**What to produce:** In the listing below, locate the lines that hold the string "this". Copy those lines.

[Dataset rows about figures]
════════════════

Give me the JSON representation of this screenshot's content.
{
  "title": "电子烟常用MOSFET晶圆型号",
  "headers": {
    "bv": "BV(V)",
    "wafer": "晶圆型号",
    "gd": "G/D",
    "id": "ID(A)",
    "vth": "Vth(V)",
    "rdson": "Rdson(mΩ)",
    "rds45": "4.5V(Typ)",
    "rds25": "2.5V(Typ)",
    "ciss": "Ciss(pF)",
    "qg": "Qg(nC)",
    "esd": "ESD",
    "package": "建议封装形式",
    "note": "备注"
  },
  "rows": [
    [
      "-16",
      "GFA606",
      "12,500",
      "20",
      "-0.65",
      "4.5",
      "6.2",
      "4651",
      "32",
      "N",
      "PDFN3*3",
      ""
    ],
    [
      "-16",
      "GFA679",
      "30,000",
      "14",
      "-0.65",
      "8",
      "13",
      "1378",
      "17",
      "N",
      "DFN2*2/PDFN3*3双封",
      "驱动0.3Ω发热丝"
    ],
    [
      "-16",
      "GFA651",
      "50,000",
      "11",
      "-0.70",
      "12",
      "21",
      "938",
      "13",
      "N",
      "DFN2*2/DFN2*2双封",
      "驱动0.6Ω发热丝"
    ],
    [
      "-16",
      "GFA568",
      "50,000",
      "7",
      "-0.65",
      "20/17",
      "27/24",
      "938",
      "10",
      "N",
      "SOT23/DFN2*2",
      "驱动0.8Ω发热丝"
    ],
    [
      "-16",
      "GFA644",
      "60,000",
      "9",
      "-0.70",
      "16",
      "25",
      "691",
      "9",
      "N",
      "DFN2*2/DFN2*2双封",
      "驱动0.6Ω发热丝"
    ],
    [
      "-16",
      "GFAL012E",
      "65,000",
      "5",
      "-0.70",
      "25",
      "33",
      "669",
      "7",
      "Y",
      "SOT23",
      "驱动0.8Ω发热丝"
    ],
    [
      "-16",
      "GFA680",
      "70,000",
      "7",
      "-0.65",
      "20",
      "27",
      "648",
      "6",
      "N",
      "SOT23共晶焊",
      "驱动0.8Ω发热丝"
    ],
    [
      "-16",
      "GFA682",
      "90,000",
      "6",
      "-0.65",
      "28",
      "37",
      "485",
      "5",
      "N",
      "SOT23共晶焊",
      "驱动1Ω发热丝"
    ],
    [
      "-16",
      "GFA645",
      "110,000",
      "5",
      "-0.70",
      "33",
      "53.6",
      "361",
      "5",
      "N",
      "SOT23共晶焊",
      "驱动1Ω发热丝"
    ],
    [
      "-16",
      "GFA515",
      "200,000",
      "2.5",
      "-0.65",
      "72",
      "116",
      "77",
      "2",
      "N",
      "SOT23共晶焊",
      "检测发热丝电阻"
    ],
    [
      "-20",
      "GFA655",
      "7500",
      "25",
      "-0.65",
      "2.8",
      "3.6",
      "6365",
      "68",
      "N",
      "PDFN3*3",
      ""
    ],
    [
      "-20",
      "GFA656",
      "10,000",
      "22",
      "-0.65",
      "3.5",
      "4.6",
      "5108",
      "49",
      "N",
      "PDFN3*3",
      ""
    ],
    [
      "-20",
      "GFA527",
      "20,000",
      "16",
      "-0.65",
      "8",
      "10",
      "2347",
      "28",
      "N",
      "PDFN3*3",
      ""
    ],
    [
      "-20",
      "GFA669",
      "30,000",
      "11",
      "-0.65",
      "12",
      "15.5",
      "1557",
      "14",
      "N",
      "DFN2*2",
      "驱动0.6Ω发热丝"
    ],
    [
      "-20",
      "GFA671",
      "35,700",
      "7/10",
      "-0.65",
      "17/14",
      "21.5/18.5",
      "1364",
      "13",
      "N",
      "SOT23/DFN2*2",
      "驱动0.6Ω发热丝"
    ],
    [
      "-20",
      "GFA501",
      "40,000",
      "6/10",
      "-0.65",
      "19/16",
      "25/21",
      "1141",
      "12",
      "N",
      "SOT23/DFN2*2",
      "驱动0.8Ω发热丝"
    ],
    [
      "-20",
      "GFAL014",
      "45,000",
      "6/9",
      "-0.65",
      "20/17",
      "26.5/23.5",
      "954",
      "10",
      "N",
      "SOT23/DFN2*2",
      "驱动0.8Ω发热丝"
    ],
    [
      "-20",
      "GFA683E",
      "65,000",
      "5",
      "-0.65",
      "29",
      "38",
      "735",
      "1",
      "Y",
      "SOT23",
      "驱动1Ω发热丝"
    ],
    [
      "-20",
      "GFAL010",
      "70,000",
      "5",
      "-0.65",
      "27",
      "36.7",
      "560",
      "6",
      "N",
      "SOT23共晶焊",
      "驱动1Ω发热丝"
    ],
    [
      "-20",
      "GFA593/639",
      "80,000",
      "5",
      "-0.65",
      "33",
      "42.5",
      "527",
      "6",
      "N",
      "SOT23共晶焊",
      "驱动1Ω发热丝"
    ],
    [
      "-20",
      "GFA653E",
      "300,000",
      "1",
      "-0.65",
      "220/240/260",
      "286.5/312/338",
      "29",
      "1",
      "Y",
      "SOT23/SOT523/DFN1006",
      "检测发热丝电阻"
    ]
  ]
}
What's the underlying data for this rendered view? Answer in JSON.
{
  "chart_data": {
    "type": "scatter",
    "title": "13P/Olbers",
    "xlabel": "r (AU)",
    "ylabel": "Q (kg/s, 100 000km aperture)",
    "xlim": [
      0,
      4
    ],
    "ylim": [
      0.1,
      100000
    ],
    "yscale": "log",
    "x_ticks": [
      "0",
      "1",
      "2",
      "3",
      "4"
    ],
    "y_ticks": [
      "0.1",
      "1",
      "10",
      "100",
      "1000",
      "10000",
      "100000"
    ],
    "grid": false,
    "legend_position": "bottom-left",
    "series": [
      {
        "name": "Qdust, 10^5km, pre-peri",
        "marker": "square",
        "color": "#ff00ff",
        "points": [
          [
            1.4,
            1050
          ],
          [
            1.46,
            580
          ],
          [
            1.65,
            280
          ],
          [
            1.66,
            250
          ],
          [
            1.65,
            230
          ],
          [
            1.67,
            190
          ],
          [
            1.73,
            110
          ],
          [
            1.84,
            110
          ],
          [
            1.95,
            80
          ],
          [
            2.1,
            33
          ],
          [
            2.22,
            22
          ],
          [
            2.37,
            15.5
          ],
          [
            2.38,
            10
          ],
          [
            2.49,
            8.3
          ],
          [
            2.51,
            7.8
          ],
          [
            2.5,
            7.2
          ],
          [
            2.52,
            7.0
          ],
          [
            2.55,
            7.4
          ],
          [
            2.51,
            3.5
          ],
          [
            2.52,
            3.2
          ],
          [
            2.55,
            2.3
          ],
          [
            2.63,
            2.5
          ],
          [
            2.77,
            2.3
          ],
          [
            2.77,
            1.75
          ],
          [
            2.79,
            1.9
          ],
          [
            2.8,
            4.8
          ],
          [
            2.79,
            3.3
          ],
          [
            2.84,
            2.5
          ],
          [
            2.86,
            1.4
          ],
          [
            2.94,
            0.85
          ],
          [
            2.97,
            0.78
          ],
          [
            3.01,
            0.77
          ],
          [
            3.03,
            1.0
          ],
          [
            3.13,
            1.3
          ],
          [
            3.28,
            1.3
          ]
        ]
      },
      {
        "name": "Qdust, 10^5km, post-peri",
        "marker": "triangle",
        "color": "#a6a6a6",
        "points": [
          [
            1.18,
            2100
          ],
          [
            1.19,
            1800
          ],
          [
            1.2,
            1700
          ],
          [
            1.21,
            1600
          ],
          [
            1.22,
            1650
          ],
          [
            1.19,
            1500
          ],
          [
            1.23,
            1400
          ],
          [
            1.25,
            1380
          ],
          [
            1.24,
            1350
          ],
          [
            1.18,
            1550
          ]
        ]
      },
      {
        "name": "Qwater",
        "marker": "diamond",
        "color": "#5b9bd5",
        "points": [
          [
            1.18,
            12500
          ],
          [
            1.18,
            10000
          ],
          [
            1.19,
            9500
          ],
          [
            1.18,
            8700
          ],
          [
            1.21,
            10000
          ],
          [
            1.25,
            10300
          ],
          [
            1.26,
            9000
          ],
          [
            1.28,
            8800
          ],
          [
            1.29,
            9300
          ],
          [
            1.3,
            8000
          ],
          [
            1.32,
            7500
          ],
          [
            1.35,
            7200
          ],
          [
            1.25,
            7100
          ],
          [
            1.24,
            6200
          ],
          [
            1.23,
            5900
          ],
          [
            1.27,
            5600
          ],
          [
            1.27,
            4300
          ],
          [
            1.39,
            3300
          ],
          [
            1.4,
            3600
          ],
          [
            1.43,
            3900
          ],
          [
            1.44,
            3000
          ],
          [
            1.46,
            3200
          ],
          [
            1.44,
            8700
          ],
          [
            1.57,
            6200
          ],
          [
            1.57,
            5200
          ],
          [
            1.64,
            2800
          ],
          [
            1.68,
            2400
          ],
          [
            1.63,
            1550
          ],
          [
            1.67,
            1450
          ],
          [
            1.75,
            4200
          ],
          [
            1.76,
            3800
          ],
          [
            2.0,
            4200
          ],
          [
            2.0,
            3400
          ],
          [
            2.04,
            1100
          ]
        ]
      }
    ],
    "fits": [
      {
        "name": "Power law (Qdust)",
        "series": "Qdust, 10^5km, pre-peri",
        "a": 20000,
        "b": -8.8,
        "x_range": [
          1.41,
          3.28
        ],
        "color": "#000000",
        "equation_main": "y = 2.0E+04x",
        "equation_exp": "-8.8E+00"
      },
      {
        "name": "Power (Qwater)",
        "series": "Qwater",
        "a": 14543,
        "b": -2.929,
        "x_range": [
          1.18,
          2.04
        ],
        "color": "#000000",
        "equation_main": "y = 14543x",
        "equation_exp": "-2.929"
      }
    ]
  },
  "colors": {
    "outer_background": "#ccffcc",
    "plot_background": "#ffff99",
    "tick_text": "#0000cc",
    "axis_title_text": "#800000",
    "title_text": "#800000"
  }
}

════════════════

**Finished exercise:**
Give me the JSON representation of this screenshot's content.
What's the underlying data for this rendered view? Answer in JSON.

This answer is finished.